*** EXTRAIT FOURNI ***

Tout est merveilleux dans l’histoire du premier roi de Rome. Ses débuts, son règne et sa mort sont accompagnés de tels prodiges, qu’il n’est pas étonnant que certains historiens aient mis en doute jusqu’à son existence. Même son nom, dans lequel entre celui de Rome, mot qui en grec signifie force, tout semble arrangé après coup par des historiens plus imaginatifs que dignes de foi ; mais le fond de l’histoire est vrai malgré les détails invraisemblables qui s’y trouvent mêlés.

Romulus et Remus naissent d’une vestale, Rhéa Silvia et du dieu Mars, dieu de la guerre. Amulius, leur oncle, ordonne que les jumeaux soient jetés dans le Tibre. Les eaux du fleuve se retirent et leur berceau reste à sec; une louve les nourrit de son lait; un berger, Faustulus, les emmène chez lui et les fait élever par sa femme. Dans ce récit, on retrouve la pratique de l’exposition des enfants qui a été en usage chez tous les peuples de l’Antiquité. Les anciennes histoires sont pleines de légendes d’enfants sauvés par des bergers et reconnus plus tard par leurs parents. Moïse, sauvé des eaux en est un autre exemple. Toutefois, l’on peut se demander si le culte de Vesta était en honneur à cette époque, et si les prêtresses appelées vestales et contraintes au vœu de virginité étaient déjà consacrées au service de cette déesse. En revendiquant Mars comme père, Romulus ne pouvait pas mieux éclaircir les zones d’ombre de sa naissance et mieux aider à l’accomplissement de sa future destinée.

*** ENTRÉES DE DONNÉES ***

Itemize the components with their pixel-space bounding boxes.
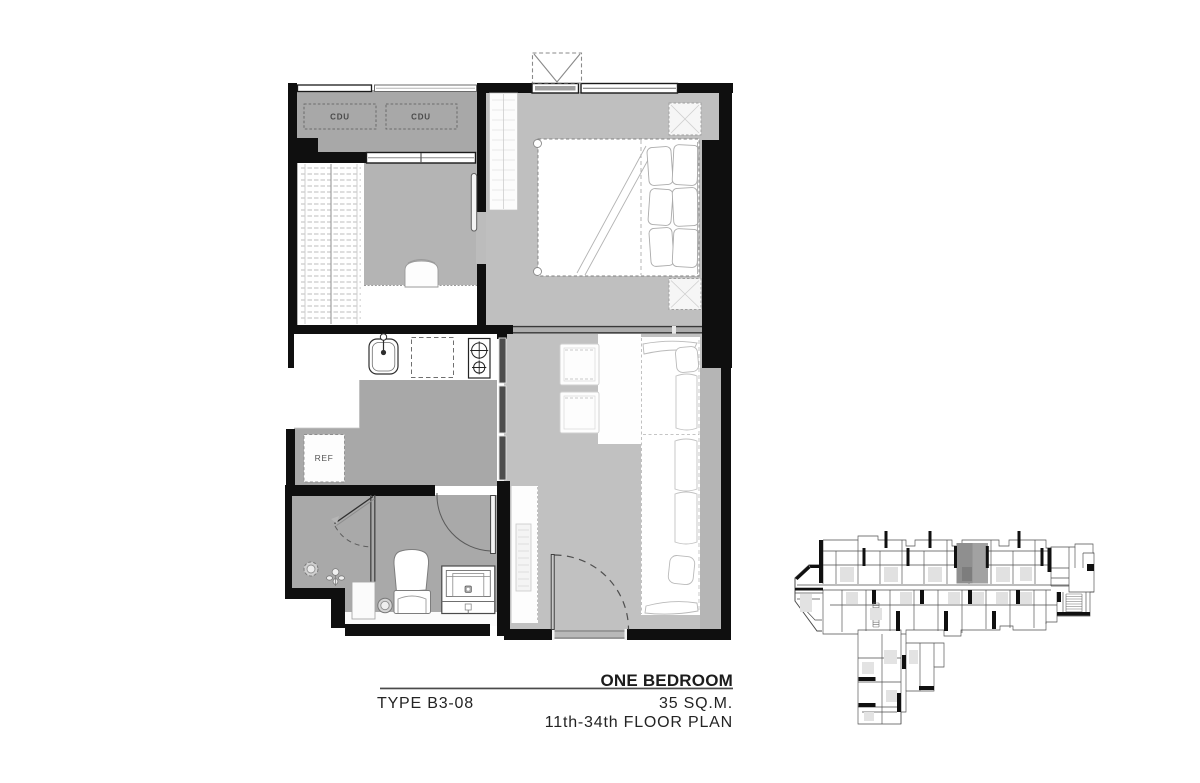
- svg-text:CDU: CDU: [411, 113, 431, 122]
- svg-text:35 SQ.M.: 35 SQ.M.: [659, 695, 733, 712]
- svg-text:TYPE B3-08: TYPE B3-08: [377, 695, 474, 712]
- svg-text:ONE BEDROOM: ONE BEDROOM: [600, 671, 733, 690]
- svg-text:11th-34th FLOOR PLAN: 11th-34th FLOOR PLAN: [545, 714, 733, 731]
- svg-text:REF: REF: [315, 453, 334, 463]
- svg-text:CDU: CDU: [330, 113, 350, 122]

***

→ **EXERCICES**:
1. Modifiez le passage de l'extrait sur Romulus allant de « Tout est merveilleux » à « s’y trouvent mêlés. » en y remplaçant « prodiges » par « miracles ».
2. Répondez à ces questions à partir de l'extrait sur Romulus.
(a) Que signifie en grec le mot Rome ?
(b) Qui ordonne que les jumeaux soient jetés dans le Tibre ?
(c) Comment s'appelle le berger qui emmène les jumeaux chez lui ?
Les lignes n'ont aucun rapport avec l'extrait.

→ **RÉPONSES RÉDIGÉES**:
1.
Tout est merveilleux dans l’histoire du premier roi de Rome. Ses débuts, son règne et sa mort sont accompagnés de tels miracles, qu’il n’est pas étonnant que certains historiens aient mis en doute jusqu’à son existence. Même son nom, dans lequel entre celui de Rome, mot qui en grec signifie force, tout semble arrangé après coup par des historiens plus imaginatifs que dignes de foi ; mais le fond de l’histoire est vrai malgré les détails invraisemblables qui s’y trouvent mêlés.

2.
(a) Il signifie « force ».
(b) C'est Amulius, leur oncle.
(c) Il s'appelle Faustulus.